#### MATERIAL PROVIDED ####
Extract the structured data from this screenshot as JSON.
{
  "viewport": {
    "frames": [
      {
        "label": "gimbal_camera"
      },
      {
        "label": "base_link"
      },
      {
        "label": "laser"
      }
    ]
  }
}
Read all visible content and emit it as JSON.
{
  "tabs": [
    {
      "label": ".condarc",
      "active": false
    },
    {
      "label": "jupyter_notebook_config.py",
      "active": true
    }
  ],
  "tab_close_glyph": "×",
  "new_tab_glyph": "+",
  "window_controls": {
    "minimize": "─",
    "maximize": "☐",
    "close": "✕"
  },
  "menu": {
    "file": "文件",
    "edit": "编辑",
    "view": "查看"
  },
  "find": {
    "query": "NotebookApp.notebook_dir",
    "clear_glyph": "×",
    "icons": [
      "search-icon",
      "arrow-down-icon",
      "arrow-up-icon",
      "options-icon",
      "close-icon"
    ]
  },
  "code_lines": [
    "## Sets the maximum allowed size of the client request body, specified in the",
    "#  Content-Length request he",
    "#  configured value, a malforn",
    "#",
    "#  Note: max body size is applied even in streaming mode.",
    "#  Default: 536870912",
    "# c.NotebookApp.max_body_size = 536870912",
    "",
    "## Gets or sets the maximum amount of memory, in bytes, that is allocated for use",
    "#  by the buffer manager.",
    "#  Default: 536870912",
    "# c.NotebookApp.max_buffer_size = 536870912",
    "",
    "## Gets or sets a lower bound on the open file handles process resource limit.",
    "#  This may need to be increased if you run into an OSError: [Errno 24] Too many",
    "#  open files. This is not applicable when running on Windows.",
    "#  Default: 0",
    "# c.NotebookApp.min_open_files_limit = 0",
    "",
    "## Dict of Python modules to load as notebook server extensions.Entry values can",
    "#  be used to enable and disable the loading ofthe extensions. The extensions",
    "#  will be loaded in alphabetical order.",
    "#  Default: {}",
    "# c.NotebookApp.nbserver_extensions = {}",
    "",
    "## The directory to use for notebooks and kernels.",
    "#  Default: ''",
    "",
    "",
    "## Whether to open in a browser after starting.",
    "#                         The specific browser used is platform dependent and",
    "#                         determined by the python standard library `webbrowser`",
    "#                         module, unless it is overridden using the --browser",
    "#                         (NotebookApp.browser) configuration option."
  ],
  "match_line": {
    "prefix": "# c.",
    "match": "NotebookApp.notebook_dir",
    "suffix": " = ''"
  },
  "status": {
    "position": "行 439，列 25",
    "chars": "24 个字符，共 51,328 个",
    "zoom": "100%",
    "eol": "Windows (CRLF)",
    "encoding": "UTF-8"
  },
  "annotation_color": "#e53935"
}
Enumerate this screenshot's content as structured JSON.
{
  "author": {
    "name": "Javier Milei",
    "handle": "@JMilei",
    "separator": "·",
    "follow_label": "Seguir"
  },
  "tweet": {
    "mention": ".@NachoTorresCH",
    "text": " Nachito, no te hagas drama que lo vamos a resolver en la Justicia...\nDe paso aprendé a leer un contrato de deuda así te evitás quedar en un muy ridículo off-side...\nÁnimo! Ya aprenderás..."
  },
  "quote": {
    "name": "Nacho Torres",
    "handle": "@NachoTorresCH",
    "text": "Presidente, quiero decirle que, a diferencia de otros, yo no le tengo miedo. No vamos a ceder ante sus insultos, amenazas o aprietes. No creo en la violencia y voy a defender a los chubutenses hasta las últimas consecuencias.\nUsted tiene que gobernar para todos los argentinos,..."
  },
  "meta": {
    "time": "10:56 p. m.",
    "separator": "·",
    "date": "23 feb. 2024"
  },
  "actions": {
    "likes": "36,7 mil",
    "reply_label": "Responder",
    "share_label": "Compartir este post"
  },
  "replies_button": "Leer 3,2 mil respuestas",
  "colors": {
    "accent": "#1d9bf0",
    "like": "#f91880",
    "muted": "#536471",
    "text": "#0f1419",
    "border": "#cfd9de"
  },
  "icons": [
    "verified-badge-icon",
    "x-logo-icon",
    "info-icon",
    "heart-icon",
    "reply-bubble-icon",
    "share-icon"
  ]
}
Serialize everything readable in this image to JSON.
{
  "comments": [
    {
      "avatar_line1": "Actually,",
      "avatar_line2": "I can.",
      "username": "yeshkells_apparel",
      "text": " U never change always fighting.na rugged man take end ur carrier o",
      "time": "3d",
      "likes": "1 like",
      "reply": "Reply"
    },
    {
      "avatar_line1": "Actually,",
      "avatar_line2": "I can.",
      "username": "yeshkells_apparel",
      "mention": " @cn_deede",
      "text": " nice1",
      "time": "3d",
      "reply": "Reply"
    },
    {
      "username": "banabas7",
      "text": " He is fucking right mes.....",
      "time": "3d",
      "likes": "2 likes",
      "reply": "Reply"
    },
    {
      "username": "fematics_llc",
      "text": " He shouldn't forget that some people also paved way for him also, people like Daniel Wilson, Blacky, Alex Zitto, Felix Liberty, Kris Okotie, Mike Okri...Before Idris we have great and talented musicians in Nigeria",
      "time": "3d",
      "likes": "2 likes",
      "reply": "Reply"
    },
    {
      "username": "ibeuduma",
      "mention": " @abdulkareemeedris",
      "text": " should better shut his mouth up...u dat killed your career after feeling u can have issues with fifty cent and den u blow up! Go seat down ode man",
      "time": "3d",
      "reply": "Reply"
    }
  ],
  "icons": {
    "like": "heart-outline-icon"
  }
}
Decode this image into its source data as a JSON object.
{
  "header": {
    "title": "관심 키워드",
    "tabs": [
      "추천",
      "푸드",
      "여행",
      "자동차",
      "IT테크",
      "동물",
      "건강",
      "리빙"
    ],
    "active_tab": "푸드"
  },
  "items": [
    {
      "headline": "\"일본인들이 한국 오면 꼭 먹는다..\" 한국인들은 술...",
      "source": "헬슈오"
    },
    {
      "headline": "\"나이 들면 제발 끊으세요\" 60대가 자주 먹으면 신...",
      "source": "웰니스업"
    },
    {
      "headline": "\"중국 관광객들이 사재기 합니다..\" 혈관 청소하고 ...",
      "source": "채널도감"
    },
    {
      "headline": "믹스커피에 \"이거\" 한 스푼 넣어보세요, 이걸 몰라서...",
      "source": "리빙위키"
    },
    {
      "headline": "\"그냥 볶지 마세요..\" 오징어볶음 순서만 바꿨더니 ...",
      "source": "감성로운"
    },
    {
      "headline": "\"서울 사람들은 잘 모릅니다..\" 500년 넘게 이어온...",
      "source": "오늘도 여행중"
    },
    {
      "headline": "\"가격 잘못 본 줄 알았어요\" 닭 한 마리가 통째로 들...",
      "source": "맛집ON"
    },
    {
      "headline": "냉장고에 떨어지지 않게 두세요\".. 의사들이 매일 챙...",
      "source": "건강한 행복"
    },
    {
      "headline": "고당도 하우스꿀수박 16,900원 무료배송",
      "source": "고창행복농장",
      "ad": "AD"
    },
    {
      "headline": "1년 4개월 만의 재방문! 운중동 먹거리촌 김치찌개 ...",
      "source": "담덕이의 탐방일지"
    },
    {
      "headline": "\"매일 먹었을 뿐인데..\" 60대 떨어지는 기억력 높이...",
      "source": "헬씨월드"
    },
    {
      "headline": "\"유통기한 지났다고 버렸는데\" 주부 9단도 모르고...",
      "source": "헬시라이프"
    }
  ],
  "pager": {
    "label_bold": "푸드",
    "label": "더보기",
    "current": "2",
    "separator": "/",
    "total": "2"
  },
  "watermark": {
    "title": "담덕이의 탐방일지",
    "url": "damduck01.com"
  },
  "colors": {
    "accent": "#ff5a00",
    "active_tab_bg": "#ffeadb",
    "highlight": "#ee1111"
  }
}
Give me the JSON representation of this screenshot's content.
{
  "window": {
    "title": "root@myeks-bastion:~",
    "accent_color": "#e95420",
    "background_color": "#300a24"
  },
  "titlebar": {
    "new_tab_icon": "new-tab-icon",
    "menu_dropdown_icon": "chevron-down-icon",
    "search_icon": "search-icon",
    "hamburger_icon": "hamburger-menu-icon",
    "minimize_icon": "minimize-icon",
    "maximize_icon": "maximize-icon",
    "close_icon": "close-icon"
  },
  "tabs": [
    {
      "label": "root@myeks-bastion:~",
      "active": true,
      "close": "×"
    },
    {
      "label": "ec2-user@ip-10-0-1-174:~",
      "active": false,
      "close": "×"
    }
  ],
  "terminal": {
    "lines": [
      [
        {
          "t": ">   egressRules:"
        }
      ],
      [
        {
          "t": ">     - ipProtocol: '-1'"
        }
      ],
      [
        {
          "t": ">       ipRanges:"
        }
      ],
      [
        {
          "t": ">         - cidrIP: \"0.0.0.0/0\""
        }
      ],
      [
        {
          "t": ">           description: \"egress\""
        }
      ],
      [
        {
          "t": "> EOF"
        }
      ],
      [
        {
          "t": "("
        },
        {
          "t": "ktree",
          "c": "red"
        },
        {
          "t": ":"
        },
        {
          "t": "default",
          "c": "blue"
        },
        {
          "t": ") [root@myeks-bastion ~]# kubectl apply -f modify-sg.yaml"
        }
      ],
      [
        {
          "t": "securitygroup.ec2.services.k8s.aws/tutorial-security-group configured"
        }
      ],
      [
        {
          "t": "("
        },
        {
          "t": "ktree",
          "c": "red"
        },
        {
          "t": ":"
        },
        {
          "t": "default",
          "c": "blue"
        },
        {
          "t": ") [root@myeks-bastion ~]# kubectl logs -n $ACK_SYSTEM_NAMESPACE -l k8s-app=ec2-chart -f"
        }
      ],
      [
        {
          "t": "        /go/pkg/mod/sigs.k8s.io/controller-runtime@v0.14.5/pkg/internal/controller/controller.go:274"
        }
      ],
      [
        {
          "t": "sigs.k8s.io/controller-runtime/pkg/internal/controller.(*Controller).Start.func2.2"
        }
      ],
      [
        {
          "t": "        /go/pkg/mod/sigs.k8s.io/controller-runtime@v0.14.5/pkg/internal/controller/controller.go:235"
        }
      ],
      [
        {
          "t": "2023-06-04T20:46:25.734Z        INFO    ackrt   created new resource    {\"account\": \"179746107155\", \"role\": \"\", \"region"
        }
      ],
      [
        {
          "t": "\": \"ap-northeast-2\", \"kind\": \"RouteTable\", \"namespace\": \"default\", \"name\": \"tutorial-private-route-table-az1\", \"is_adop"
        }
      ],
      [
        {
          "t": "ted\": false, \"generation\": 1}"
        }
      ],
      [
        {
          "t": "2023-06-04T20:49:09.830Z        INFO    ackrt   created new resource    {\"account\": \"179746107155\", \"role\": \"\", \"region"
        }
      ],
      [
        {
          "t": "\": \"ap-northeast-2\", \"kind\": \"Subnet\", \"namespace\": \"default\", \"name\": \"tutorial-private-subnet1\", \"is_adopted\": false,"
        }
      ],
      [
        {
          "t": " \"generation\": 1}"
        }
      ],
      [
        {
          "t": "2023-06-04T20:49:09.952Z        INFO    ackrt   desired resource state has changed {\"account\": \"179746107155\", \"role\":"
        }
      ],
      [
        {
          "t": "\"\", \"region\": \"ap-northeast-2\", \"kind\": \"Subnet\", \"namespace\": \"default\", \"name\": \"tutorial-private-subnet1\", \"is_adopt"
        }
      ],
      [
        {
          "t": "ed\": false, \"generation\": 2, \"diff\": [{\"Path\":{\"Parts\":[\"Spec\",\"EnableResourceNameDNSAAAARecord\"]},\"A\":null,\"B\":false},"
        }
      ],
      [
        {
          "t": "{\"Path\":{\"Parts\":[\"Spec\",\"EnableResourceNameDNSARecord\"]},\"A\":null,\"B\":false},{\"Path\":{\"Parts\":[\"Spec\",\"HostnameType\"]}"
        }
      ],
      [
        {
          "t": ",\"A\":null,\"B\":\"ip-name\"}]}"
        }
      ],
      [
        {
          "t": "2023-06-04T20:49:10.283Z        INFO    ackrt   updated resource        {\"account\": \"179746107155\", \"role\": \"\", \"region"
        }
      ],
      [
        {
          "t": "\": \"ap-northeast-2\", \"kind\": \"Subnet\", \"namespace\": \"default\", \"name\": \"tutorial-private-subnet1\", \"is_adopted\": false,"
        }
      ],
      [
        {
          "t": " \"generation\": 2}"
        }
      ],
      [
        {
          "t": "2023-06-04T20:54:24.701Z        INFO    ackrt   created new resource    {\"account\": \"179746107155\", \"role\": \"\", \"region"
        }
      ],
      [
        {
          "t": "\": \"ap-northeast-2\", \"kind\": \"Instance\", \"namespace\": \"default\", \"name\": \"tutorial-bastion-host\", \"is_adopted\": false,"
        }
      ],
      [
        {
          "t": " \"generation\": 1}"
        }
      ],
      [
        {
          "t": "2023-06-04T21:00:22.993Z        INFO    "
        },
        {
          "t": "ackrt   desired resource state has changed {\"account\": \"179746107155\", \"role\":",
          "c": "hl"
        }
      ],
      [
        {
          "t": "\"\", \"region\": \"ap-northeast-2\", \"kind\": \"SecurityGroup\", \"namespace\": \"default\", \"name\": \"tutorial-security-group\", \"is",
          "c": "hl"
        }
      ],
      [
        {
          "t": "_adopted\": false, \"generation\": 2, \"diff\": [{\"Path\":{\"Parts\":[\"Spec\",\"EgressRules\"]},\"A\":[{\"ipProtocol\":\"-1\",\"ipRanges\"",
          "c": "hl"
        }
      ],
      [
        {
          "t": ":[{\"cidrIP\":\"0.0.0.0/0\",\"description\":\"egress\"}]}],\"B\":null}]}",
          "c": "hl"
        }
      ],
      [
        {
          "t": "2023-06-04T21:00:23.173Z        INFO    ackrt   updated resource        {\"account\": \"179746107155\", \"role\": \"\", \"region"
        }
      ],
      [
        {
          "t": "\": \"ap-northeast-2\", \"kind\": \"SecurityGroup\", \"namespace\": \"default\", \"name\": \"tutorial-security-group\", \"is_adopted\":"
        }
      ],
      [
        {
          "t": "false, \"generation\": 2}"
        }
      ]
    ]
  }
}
####
YOUR TASK
Collect the lines of the records that include the string "username".

RESULT FOR THIS EXERCISE
      "username": "yeshkells_apparel",
      "username": "yeshkells_apparel",
      "username": "banabas7",
      "username": "fematics_llc",
      "username": "ibeuduma",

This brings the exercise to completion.